[start of RECORDS PROVIDED]

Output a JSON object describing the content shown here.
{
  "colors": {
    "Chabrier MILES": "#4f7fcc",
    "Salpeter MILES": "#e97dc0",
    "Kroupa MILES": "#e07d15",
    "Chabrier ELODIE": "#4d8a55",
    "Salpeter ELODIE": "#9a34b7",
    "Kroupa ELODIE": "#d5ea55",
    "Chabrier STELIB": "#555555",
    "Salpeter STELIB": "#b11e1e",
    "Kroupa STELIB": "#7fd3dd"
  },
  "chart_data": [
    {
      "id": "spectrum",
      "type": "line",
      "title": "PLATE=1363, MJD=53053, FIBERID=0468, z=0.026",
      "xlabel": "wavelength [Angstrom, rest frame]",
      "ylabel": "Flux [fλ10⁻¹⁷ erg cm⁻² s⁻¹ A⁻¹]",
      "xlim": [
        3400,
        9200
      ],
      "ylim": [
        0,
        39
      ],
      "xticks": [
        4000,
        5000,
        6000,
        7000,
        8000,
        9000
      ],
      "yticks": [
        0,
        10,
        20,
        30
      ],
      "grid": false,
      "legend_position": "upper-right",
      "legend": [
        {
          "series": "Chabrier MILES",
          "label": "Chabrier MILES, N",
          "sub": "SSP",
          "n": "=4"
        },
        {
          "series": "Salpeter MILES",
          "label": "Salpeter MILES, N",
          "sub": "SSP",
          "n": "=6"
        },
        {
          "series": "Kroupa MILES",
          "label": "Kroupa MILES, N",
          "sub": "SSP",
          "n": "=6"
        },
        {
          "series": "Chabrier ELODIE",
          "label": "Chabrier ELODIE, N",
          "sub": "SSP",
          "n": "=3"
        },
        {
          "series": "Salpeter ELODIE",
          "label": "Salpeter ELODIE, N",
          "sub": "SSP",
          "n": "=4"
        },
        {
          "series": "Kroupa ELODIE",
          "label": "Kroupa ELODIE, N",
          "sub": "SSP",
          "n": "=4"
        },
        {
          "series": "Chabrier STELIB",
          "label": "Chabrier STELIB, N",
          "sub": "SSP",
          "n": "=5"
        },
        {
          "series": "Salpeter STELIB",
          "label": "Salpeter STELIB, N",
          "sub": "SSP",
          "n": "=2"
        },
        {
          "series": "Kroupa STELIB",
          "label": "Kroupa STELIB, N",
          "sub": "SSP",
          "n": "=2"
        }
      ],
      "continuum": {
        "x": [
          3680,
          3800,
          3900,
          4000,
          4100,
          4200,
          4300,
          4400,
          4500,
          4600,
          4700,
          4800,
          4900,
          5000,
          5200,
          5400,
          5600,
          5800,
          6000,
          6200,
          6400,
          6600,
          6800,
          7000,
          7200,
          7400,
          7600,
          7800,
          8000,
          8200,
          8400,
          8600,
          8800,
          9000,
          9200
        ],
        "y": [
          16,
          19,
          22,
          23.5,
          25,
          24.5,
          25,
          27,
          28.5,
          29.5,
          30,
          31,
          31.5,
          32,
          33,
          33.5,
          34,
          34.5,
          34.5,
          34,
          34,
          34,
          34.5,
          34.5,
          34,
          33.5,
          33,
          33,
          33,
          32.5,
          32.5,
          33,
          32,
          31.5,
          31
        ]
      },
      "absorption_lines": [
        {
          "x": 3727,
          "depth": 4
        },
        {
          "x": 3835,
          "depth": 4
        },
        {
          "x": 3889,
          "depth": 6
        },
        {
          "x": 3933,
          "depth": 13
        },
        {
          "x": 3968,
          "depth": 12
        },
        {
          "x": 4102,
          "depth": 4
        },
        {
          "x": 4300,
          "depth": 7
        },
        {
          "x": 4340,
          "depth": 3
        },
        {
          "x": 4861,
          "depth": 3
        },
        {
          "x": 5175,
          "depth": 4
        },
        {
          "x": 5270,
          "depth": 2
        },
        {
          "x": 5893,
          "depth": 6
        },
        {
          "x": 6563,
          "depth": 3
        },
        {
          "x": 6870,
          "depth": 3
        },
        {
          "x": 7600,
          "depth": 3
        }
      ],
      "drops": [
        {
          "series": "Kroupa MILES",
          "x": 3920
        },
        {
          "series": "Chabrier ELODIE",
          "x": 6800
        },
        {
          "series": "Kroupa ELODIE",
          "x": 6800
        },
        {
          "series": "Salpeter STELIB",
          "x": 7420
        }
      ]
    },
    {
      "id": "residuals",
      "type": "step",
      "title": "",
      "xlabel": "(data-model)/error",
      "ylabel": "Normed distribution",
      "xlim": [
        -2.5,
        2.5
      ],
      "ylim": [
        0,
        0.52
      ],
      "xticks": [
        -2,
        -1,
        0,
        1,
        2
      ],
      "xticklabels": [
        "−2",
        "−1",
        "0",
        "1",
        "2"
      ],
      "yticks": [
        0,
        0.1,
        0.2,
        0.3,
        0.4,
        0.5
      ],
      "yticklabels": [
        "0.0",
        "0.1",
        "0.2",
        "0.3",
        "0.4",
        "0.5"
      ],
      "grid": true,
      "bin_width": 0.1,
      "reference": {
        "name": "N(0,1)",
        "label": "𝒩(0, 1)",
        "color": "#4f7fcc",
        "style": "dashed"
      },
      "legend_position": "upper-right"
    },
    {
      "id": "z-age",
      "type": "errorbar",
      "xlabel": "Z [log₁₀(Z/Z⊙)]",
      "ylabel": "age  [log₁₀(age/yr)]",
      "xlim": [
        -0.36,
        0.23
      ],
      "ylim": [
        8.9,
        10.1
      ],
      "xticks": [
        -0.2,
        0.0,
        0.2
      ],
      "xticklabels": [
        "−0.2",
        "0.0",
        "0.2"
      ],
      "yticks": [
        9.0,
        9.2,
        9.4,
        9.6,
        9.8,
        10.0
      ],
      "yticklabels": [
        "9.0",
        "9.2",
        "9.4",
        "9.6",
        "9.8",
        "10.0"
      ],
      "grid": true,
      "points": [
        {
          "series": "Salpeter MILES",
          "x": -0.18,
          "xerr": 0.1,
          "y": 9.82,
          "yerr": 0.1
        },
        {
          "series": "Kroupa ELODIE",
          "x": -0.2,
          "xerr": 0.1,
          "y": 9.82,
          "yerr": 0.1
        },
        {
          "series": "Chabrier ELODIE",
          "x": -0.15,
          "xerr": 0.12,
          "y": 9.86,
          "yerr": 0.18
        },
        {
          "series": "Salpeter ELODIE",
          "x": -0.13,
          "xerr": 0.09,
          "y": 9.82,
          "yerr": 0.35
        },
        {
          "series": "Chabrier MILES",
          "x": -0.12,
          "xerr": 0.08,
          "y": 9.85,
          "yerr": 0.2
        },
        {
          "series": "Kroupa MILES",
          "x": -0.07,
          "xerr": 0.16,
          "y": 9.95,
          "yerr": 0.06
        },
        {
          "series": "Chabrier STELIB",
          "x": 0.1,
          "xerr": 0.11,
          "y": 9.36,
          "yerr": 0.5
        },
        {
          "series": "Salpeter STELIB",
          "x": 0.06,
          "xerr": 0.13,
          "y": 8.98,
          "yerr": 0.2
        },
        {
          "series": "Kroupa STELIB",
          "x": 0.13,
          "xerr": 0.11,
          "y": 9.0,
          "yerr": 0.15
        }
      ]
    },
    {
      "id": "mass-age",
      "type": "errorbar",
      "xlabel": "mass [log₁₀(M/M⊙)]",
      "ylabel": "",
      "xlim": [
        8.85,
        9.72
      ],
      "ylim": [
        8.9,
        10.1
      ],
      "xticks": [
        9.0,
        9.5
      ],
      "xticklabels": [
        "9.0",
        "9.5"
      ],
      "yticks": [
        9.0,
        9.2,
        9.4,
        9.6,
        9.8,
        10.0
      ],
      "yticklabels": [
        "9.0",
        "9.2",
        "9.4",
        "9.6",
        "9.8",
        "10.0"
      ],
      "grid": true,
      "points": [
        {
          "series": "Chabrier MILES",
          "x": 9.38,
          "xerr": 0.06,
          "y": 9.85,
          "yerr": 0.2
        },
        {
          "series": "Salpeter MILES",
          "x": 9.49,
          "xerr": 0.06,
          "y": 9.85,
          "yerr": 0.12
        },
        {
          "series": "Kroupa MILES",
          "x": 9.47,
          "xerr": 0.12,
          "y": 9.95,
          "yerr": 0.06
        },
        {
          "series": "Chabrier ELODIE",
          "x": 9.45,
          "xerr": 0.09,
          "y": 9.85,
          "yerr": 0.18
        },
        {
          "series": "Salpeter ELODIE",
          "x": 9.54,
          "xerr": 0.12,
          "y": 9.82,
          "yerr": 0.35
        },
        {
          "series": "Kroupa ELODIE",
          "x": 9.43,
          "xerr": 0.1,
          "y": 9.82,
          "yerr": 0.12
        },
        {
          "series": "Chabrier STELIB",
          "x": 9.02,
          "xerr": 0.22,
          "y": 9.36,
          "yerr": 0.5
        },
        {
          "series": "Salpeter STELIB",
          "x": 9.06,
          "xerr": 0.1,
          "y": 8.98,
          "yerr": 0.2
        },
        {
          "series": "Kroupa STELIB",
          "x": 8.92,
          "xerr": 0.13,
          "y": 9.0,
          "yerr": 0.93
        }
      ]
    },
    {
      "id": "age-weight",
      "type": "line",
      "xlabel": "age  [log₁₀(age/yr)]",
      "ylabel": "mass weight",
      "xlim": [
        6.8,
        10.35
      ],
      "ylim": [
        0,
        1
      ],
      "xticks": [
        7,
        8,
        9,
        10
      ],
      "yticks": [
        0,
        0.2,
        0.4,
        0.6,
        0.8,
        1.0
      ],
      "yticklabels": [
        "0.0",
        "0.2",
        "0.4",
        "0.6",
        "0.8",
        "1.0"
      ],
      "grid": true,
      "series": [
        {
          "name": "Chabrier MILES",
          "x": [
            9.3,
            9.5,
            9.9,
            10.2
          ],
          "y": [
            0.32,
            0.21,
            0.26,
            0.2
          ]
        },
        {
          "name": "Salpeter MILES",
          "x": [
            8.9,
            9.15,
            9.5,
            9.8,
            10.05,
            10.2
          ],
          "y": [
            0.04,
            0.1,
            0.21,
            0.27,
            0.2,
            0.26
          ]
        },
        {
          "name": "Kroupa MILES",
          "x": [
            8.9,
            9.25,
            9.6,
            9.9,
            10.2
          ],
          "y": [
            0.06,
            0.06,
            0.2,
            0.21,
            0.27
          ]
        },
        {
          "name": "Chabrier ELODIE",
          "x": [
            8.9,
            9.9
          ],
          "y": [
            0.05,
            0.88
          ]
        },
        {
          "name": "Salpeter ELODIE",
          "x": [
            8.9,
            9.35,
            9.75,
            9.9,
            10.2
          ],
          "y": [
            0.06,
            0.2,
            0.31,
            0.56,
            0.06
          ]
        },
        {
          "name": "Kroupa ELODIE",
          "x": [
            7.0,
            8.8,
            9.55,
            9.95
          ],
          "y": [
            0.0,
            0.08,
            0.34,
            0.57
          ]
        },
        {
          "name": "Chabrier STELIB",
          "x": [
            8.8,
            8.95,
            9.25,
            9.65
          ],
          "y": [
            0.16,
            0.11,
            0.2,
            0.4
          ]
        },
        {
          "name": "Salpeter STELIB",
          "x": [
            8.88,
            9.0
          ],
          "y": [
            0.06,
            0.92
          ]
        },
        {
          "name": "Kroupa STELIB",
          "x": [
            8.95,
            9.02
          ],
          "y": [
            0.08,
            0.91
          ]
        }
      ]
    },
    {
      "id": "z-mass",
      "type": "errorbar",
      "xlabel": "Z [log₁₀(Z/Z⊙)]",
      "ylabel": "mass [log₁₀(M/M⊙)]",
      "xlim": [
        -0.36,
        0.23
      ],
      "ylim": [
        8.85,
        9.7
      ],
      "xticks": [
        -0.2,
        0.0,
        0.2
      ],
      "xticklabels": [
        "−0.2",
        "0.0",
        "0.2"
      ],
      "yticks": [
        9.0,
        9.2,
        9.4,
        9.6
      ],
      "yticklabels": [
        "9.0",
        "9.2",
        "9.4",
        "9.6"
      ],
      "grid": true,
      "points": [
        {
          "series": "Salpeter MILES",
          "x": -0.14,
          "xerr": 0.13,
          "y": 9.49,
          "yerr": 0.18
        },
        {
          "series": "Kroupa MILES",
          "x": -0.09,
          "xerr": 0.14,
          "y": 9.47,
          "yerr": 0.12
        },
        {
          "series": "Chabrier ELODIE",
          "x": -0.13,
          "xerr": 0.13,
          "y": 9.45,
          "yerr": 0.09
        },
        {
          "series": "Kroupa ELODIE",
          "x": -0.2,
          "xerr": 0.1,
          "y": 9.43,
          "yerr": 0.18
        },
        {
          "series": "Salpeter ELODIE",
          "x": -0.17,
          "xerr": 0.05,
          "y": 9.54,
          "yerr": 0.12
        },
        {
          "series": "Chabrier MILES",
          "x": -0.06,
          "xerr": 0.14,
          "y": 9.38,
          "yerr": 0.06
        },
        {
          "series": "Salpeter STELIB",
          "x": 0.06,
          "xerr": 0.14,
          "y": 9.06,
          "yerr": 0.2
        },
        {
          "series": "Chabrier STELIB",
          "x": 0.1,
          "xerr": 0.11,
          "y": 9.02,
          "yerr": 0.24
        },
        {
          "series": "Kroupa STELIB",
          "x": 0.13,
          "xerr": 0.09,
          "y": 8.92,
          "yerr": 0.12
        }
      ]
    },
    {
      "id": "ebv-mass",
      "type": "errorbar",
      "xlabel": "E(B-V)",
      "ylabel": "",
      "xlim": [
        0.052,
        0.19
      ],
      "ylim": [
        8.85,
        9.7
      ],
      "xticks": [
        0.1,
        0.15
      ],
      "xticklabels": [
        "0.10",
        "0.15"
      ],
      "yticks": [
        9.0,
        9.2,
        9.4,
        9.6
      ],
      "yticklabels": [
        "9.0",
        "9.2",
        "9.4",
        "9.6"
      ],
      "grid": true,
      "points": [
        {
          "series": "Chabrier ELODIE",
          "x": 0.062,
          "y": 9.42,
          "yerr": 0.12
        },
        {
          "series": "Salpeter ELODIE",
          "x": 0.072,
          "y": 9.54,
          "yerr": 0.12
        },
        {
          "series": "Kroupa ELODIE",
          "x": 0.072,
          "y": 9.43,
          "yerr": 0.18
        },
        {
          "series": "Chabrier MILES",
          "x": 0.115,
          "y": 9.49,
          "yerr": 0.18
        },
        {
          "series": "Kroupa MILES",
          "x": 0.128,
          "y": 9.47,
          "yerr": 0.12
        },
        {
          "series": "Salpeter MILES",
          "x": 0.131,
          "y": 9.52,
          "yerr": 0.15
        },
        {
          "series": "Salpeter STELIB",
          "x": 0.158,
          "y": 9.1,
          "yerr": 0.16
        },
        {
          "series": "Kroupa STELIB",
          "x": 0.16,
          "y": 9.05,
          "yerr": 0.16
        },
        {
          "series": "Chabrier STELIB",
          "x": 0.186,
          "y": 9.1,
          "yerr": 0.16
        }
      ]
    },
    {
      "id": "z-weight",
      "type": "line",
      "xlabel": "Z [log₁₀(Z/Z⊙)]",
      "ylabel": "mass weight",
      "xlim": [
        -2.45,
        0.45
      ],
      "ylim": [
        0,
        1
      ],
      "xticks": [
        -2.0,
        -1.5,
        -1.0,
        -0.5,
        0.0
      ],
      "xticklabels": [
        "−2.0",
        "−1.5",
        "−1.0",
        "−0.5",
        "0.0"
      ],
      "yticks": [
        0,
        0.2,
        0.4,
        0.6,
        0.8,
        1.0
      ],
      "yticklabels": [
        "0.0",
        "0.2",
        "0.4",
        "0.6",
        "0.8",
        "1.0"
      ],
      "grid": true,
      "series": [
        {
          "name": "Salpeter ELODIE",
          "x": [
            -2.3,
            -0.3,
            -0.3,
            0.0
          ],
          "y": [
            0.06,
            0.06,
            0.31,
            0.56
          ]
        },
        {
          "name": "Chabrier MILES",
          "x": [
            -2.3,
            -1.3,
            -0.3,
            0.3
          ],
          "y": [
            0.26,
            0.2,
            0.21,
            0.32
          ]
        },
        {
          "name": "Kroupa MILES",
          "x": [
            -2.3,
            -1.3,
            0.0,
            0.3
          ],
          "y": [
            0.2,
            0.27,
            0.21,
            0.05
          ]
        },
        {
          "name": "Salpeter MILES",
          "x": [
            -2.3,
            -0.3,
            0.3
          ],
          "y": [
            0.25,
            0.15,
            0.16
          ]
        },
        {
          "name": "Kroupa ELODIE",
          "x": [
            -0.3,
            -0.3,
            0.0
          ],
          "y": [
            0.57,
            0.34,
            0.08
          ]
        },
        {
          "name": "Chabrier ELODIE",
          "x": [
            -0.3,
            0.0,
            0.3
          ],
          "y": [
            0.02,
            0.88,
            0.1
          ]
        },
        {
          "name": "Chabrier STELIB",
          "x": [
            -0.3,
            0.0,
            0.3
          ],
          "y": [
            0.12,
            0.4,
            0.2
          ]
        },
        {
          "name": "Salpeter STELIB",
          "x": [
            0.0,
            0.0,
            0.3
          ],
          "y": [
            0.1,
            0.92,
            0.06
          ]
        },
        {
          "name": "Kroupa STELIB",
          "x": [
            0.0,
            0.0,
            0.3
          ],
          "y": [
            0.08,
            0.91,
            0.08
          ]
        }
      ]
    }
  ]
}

[end of RECORDS PROVIDED]

TASK >> Each line that holds the word "right" is to be copied.

REPLY TO THE EXERCISE >>
      "legend_position": "upper-right",
      "legend_position": "upper-right"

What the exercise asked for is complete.